• Stated task
In the listing below, find every line with the string "évolution" and pull it out.

• Source records

——

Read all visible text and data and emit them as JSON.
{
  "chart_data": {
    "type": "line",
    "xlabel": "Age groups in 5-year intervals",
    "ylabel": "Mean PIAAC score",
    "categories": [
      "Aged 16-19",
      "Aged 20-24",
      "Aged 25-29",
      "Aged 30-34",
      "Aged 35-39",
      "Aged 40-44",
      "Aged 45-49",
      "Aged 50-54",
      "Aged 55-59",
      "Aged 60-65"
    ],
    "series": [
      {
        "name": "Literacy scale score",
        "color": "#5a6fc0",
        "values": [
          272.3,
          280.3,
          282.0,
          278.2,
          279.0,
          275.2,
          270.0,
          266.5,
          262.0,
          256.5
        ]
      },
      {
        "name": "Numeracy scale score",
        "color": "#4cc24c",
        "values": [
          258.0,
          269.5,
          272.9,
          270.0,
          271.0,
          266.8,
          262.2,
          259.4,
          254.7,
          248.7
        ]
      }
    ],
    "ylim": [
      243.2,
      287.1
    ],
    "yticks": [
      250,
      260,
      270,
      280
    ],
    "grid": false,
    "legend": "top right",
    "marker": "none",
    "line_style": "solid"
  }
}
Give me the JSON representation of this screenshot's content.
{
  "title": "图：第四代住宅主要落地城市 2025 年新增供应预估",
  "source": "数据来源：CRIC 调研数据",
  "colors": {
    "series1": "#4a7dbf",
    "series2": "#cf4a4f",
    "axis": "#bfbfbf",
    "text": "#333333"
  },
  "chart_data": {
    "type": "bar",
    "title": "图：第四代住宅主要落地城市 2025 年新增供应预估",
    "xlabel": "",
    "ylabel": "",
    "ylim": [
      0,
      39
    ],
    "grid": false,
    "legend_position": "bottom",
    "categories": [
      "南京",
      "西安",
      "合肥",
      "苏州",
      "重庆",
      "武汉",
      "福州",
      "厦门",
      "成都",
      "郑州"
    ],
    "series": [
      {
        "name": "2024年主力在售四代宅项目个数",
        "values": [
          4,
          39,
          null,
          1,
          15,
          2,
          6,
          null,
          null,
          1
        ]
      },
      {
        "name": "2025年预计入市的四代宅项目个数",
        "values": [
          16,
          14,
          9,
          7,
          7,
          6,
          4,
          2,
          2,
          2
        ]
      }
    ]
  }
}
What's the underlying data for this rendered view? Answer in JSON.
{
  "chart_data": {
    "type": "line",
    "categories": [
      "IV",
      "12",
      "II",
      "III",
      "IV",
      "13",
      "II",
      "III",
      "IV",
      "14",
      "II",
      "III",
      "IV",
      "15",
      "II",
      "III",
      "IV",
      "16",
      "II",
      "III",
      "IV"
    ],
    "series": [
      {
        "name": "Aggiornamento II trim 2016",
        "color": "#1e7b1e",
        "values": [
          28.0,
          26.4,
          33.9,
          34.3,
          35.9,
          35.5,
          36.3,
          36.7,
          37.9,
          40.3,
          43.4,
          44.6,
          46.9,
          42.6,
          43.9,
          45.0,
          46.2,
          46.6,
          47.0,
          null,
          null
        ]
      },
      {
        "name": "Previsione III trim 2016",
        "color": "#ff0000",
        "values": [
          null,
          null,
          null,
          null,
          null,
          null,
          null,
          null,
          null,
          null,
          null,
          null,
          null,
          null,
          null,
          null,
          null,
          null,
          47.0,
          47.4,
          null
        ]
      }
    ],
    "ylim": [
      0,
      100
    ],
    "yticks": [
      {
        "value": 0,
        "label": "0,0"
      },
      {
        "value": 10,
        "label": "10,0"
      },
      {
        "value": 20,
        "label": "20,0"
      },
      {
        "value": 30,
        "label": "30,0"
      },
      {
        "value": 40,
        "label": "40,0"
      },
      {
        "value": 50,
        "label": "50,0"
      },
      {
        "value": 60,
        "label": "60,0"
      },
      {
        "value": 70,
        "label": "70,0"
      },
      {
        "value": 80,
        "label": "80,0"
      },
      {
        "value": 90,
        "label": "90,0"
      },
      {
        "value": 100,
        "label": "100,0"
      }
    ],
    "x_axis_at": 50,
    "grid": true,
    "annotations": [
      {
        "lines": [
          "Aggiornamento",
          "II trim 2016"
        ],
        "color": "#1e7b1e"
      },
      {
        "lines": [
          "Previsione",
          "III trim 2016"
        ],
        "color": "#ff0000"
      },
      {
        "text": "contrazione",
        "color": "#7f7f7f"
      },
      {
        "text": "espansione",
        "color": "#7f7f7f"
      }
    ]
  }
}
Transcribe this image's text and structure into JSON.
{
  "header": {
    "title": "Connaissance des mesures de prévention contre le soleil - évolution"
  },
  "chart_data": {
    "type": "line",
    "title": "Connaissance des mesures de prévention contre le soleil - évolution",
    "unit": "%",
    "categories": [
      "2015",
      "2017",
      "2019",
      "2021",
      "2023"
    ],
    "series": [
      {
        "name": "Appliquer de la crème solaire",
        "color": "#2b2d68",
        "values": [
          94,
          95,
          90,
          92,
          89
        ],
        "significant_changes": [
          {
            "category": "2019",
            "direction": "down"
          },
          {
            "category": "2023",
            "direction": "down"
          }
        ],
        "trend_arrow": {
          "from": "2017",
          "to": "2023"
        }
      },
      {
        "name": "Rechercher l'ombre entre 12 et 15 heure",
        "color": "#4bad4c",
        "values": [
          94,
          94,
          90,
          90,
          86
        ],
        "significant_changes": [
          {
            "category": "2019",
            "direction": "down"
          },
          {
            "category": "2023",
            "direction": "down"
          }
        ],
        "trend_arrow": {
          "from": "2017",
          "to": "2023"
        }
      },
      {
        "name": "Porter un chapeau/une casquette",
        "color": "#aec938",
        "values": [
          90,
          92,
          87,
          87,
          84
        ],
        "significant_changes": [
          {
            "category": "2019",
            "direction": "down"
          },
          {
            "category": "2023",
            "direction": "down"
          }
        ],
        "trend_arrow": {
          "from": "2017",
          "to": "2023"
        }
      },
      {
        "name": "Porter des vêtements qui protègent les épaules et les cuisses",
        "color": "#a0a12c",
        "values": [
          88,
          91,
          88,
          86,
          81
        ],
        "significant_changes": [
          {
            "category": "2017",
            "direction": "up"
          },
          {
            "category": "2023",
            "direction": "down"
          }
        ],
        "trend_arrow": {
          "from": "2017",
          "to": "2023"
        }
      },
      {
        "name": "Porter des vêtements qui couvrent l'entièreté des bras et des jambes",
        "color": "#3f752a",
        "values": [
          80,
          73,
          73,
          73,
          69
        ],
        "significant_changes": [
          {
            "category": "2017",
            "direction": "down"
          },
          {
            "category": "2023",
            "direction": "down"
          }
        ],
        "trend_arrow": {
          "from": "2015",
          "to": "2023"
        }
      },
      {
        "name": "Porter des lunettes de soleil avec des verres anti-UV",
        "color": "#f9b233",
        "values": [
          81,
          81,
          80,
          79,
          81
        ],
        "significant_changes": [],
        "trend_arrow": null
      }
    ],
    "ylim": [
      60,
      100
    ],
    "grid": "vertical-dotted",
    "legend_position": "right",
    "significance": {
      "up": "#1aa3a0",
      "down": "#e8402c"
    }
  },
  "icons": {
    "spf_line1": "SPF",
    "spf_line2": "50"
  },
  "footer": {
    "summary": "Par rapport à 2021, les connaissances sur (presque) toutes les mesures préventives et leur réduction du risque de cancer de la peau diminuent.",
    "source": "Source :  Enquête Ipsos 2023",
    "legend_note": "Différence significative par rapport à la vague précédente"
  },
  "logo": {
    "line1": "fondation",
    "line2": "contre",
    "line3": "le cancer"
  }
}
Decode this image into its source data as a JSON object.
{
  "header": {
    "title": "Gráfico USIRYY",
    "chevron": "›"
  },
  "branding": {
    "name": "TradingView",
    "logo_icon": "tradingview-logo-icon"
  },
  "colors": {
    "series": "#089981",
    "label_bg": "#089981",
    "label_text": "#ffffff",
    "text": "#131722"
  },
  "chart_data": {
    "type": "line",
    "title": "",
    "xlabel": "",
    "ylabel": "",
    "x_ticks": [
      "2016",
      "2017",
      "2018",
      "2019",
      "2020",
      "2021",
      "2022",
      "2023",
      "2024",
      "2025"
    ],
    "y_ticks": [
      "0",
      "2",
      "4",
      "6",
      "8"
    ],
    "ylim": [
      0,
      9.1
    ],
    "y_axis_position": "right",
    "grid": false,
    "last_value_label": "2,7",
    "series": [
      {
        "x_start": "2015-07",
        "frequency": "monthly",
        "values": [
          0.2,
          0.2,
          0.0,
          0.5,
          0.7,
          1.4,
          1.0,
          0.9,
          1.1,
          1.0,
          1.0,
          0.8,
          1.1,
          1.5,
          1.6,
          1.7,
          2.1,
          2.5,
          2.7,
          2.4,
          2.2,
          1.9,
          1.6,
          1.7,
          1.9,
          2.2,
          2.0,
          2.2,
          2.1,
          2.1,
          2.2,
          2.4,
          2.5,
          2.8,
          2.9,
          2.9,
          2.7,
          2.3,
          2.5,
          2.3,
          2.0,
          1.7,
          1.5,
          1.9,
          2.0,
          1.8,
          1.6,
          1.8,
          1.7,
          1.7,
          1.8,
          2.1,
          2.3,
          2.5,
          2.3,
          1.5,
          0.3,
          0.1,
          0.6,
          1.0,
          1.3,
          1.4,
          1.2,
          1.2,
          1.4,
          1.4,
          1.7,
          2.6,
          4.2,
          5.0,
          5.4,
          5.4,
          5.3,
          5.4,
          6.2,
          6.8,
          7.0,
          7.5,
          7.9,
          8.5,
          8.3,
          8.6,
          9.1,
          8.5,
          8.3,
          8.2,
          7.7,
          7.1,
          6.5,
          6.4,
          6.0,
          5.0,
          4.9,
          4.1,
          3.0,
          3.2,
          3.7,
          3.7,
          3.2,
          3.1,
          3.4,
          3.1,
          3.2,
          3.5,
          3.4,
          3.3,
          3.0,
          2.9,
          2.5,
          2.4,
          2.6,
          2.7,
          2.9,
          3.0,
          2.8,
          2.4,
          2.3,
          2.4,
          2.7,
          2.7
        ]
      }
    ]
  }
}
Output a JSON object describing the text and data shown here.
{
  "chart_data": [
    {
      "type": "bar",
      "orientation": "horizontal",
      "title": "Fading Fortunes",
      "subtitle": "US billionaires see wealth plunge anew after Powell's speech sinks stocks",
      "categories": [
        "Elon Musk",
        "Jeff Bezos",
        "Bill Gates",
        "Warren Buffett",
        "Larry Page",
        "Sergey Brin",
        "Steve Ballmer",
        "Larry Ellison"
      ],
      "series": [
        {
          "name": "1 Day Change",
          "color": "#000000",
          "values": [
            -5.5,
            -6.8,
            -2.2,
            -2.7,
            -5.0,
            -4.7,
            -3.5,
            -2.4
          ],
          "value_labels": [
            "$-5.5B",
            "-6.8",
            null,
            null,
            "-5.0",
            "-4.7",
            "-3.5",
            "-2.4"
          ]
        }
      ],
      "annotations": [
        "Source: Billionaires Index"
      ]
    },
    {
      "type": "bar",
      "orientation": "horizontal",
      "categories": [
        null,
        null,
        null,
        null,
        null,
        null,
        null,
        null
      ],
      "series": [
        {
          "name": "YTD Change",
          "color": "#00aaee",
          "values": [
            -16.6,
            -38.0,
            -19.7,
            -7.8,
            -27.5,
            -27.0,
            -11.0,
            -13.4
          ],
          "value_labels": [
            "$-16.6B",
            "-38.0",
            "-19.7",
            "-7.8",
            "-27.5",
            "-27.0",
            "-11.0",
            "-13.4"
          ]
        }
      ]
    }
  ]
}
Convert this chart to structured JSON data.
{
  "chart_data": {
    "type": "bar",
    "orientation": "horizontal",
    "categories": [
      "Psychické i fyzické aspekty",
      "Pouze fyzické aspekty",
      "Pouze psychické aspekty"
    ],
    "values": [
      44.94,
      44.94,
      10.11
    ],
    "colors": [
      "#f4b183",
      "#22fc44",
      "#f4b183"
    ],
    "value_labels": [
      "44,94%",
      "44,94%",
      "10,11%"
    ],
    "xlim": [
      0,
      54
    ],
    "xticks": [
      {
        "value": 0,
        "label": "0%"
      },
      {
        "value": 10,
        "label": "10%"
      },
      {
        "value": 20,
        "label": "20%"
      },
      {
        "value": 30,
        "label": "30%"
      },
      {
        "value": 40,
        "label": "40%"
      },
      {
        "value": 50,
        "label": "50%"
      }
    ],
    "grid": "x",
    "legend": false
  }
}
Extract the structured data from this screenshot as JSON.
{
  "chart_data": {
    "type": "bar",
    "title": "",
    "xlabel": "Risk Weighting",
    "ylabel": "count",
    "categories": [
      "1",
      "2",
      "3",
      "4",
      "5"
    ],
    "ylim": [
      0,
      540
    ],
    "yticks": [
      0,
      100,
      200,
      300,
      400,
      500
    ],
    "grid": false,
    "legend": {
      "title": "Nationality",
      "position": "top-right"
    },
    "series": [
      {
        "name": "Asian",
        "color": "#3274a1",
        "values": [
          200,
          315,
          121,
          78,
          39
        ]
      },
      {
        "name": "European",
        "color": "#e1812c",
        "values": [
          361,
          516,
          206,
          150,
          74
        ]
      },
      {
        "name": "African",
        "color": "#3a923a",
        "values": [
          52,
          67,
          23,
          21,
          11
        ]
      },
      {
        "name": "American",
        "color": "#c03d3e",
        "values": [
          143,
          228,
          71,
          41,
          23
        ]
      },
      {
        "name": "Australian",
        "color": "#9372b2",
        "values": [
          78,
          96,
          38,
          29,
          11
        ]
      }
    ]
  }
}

——

• Answer to the task
    "title": "Connaissance des mesures de prévention contre le soleil - évolution"
    "title": "Connaissance des mesures de prévention contre le soleil - évolution",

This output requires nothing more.